> SHORT PROBLEM
Each line that holds the word "bricks" should be returned.

> RECORDS PROVIDED

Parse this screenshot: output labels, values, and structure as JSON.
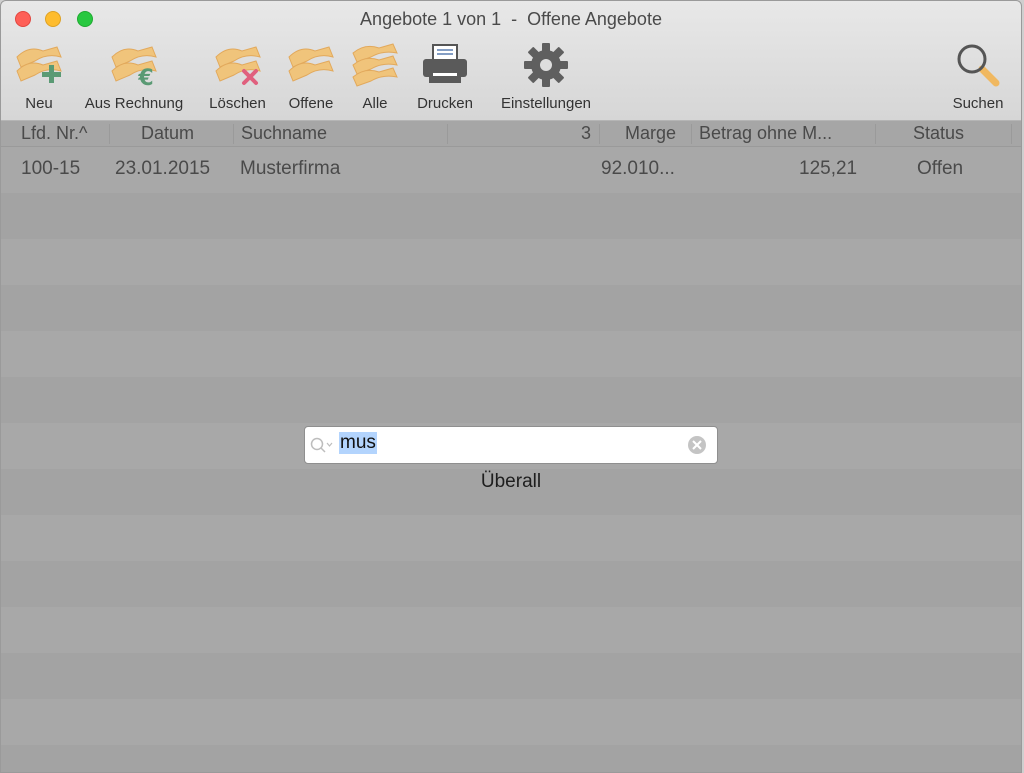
{
  "window": {
    "title": "Angebote 1 von 1  -  Offene Angebote"
  },
  "toolbar": {
    "items": [
      {
        "label": "Neu",
        "icon": "bricks-plus-icon"
      },
      {
        "label": "Aus Rechnung",
        "icon": "bricks-euro-icon"
      },
      {
        "label": "Löschen",
        "icon": "bricks-delete-icon"
      },
      {
        "label": "Offene",
        "icon": "bricks-icon"
      },
      {
        "label": "Alle",
        "icon": "bricks-stack-icon"
      },
      {
        "label": "Drucken",
        "icon": "printer-icon"
      },
      {
        "label": "Einstellungen",
        "icon": "gear-icon"
      },
      {
        "label": "Suchen",
        "icon": "magnifier-icon"
      }
    ]
  },
  "table": {
    "columns": [
      "Lfd. Nr.^",
      "Datum",
      "Suchname",
      "3",
      "Marge",
      "Betrag ohne M...",
      "Status"
    ],
    "rows": [
      {
        "lfd": "100-15",
        "datum": "23.01.2015",
        "suchname": "Musterfirma",
        "marge": "92.010...",
        "betrag": "125,21",
        "status": "Offen"
      }
    ]
  },
  "search": {
    "value": "mus",
    "scope": "Überall"
  },
  "colors": {
    "brick": "#f0c47b",
    "accent_green": "#5a9a74",
    "delete_red": "#e0607e",
    "selection": "#b3d4fd"
  }
}
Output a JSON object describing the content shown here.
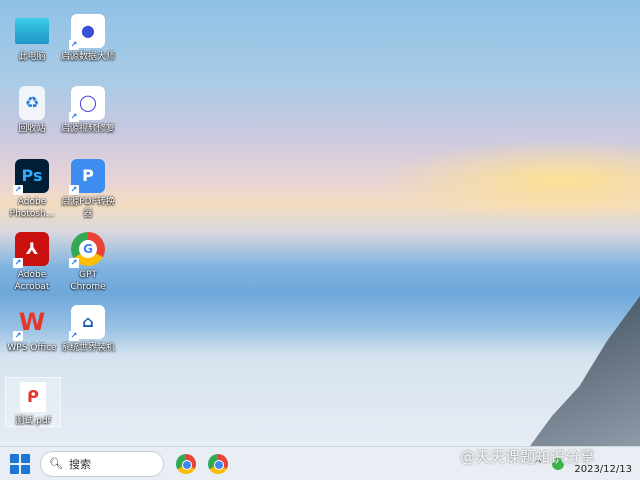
{
  "desktop_icons": [
    {
      "label": "此电脑",
      "icon": "monitor-icon"
    },
    {
      "label": "启源数据大师",
      "icon": "data-recovery-icon"
    },
    {
      "label": "回收站",
      "icon": "recycle-bin-icon"
    },
    {
      "label": "启源视频修复",
      "icon": "video-repair-icon"
    },
    {
      "label": "Adobe Photosh...",
      "icon": "photoshop-icon",
      "glyph": "Ps"
    },
    {
      "label": "启源PDF转换器",
      "icon": "pdf-converter-icon",
      "glyph": "P"
    },
    {
      "label": "Adobe Acrobat",
      "icon": "acrobat-icon"
    },
    {
      "label": "GPT Chrome",
      "icon": "chrome-icon",
      "glyph": "G"
    },
    {
      "label": "WPS Office",
      "icon": "wps-icon",
      "glyph": "W"
    },
    {
      "label": "系统世界装机",
      "icon": "system-install-icon"
    },
    {
      "label": "测试.pdf",
      "icon": "pdf-file-icon"
    }
  ],
  "taskbar": {
    "search_placeholder": "搜索",
    "date": "2023/12/13",
    "tray_chevron": "^"
  },
  "watermark": "@天天课题知识分享"
}
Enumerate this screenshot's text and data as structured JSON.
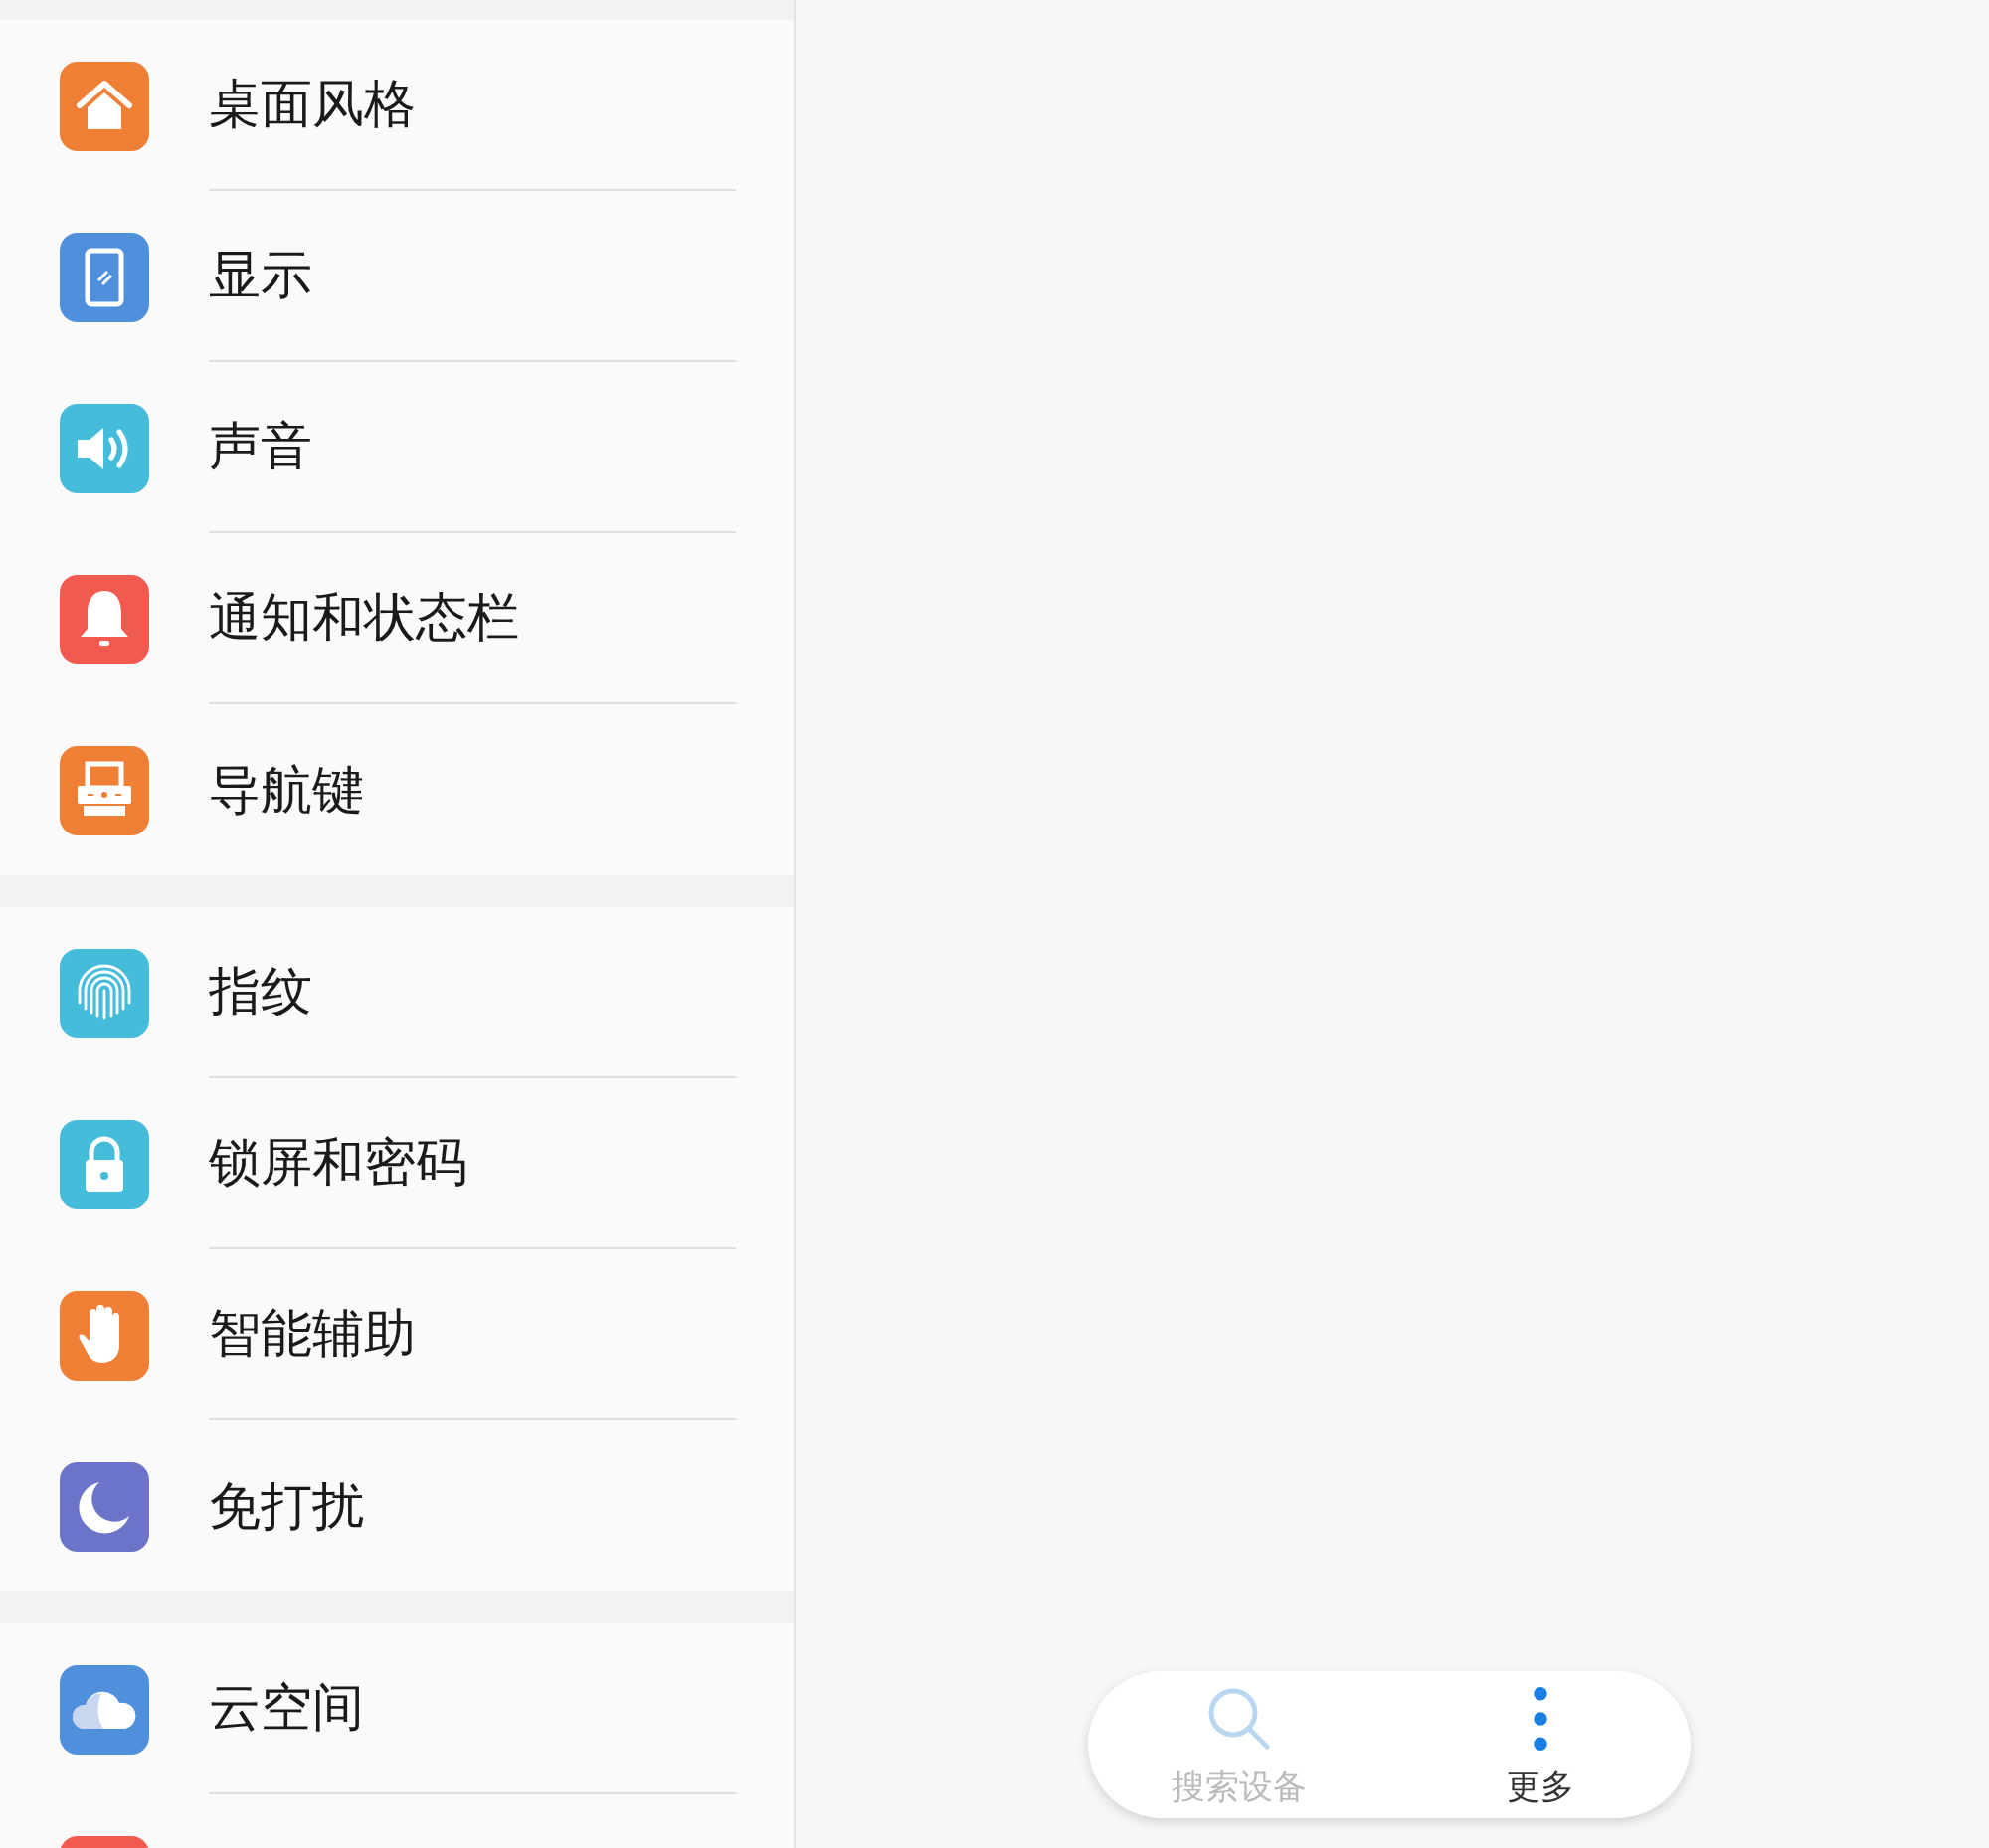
{
  "settings": [
    {
      "items": [
        {
          "label": "桌面风格",
          "kind": "home",
          "color": "#ef7f35"
        },
        {
          "label": "显示",
          "kind": "display",
          "color": "#4f8fdc"
        },
        {
          "label": "声音",
          "kind": "sound",
          "color": "#45bcd9"
        },
        {
          "label": "通知和状态栏",
          "kind": "bell",
          "color": "#f25a4f"
        },
        {
          "label": "导航键",
          "kind": "navkeys",
          "color": "#ef7f35"
        }
      ]
    },
    {
      "items": [
        {
          "label": "指纹",
          "kind": "fingerprint",
          "color": "#45bcd9"
        },
        {
          "label": "锁屏和密码",
          "kind": "lock",
          "color": "#45bcd9"
        },
        {
          "label": "智能辅助",
          "kind": "hand",
          "color": "#ef7f35"
        },
        {
          "label": "免打扰",
          "kind": "moon",
          "color": "#6b74c8"
        }
      ]
    },
    {
      "items": [
        {
          "label": "云空间",
          "kind": "cloud",
          "color": "#4f8fdc"
        },
        {
          "kind": "blank",
          "color": "#f25a4f"
        }
      ]
    }
  ],
  "actions": [
    {
      "label": "搜索设备",
      "kind": "search",
      "disabled": true
    },
    {
      "label": "更多",
      "kind": "more",
      "disabled": false
    }
  ]
}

> ANSWER TO THIS TASK
        "icon": "bricks-plus-icon"
        "icon": "bricks-euro-icon"
        "icon": "bricks-delete-icon"
        "icon": "bricks-icon"
        "icon": "bricks-stack-icon"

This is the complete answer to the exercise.